X-Bogosity: Ham, tests=bogofilter, spamicity=0.000000, version=1.2.4
Sender: owner-linux-mm@kvack.org
Precedence: bulk
X-Loop: owner-majordomo@kvack.org
List-ID: <linux-mm.kvack.org>

On Mon, Aug 5, 2019 at 12:31 PM Johannes Weiner <hannes@cmpxchg.org> wrote:
>
> On Mon, Aug 05, 2019 at 02:13:16PM +0200, Vlastimil Babka wrote:
> > On 8/4/19 11:23 AM, Artem S. Tashkinov wrote:
> > > Hello,
> > >
> > > There's this bug which has been bugging many people for many years
> > > already and which is reproducible in less than a few minutes under the
> > > latest and greatest kernel, 5.2.6. All the kernel parameters are set to
> > > defaults.
> > >
> > > Steps to reproduce:
> > >
> > > 1) Boot with mem=4G
> > > 2) Disable swap to make everything faster (sudo swapoff -a)
> > > 3) Launch a web browser, e.g. Chrome/Chromium or/and Firefox
> > > 4) Start opening tabs in either of them and watch your free RAM decrease
> > >
> > > Once you hit a situation when opening a new tab requires more RAM than
> > > is currently available, the system will stall hard. You will barely  be
> > > able to move the mouse pointer. Your disk LED will be flashing
> > > incessantly (I'm not entirely sure why). You will not be able to run new
> > > applications or close currently running ones.
> >
> > > This little crisis may continue for minutes or even longer. I think
> > > that's not how the system should behave in this situation. I believe
> > > something must be done about that to avoid this stall.
> >
> > Yeah that's a known problem, made worse SSD's in fact, as they are able
> > to keep refaulting the last remaining file pages fast enough, so there
> > is still apparent progress in reclaim and OOM doesn't kick in.
> >
> > At this point, the likely solution will be probably based on pressure
> > stall monitoring (PSI). I don't know how far we are from a built-in
> > monitor with reasonable defaults for a desktop workload, so CCing
> > relevant folks.
>
> Yes, psi was specifically developed to address this problem. Before
> it, the kernel had to make all decisions based on relative event rates
> but had no notion of time. Whereas to the user, time is clearly an
> issue, and in fact makes all the difference. So psi quantifies the
> time the workload spends executing vs. spinning its wheels.
>
> But choosing a universal cutoff for killing is not possible, since it
> depends on the workload and the user's expectation: GUI and other
> latency-sensitive applications care way before a compile job or video
> encoding would care.
>
> Because of that, there are things like oomd and lmkd as mentioned, to
> leave the exact policy decision to userspace.
>
> That being said, I think we should be able to provide a bare minimum
> inside the kernel to avoid complete livelocks where the user does not
> believe the machine would be able to recover without a reboot.

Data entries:

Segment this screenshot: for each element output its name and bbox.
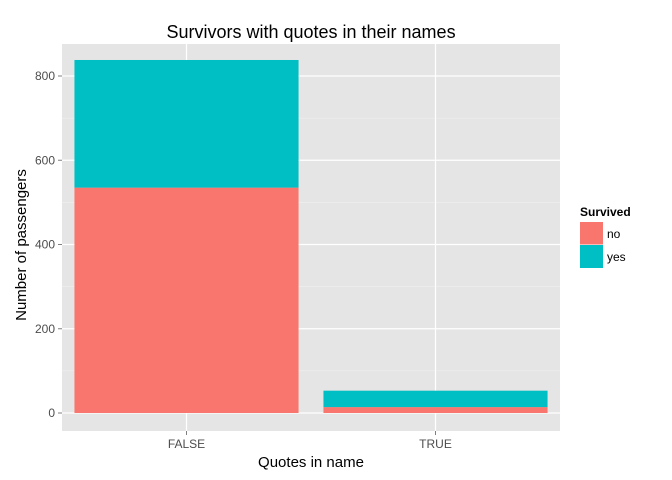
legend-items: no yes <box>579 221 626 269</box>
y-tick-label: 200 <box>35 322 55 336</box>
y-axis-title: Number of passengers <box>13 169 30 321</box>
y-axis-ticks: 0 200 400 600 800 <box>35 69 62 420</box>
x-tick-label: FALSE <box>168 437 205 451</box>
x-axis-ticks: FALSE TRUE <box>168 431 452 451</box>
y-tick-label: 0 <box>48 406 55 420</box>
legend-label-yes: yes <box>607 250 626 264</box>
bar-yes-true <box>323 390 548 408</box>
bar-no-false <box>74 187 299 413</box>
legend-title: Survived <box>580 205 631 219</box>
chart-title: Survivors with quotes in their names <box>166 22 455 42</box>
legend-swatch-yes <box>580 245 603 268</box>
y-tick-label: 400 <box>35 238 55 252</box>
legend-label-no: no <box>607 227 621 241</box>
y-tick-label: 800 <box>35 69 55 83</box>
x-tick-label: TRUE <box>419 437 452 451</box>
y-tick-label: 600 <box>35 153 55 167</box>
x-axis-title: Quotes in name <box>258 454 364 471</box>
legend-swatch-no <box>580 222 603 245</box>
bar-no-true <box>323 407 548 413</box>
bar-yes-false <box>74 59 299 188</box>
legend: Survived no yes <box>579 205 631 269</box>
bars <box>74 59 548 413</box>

## Problem 1
Copy the stretch of the data entries from the line containing "legend-items: no yes" through the line containing "x-axis-ticks: FALSE TRUE", reproducing each line verbatim.
## Problem 2
Pick up the mailing-list discussion about system stalls when RAM runs out and keep writing it from the point where it stops.

## Result 1
legend-items: no yes <box>579 221 626 269</box>
y-tick-label: 200 <box>35 322 55 336</box>
y-axis-title: Number of passengers <box>13 169 30 321</box>
y-axis-ticks: 0 200 400 600 800 <box>35 69 62 420</box>
x-tick-label: FALSE <box>168 437 205 451</box>
x-axis-ticks: FALSE TRUE <box>168 431 452 451</box>

## Result 2
>
> The goal wouldn't be a glitch-free user experience - the kernel does
> not know enough about the applications to even attempt that. It should
> just not hang indefinitely. Maybe similar to the hung task detector.
>
> How about something like the below patch? With that, the kernel
> catches excessive thrashing that happens before reclaim fails:
>
> [root@ham ~]# stress -d 128 -m 5
> stress: info: [344] dispatching hogs: 0 cpu, 0 io, 5 vm, 128 hdd
> Excessive and sustained system-wide memory pressure!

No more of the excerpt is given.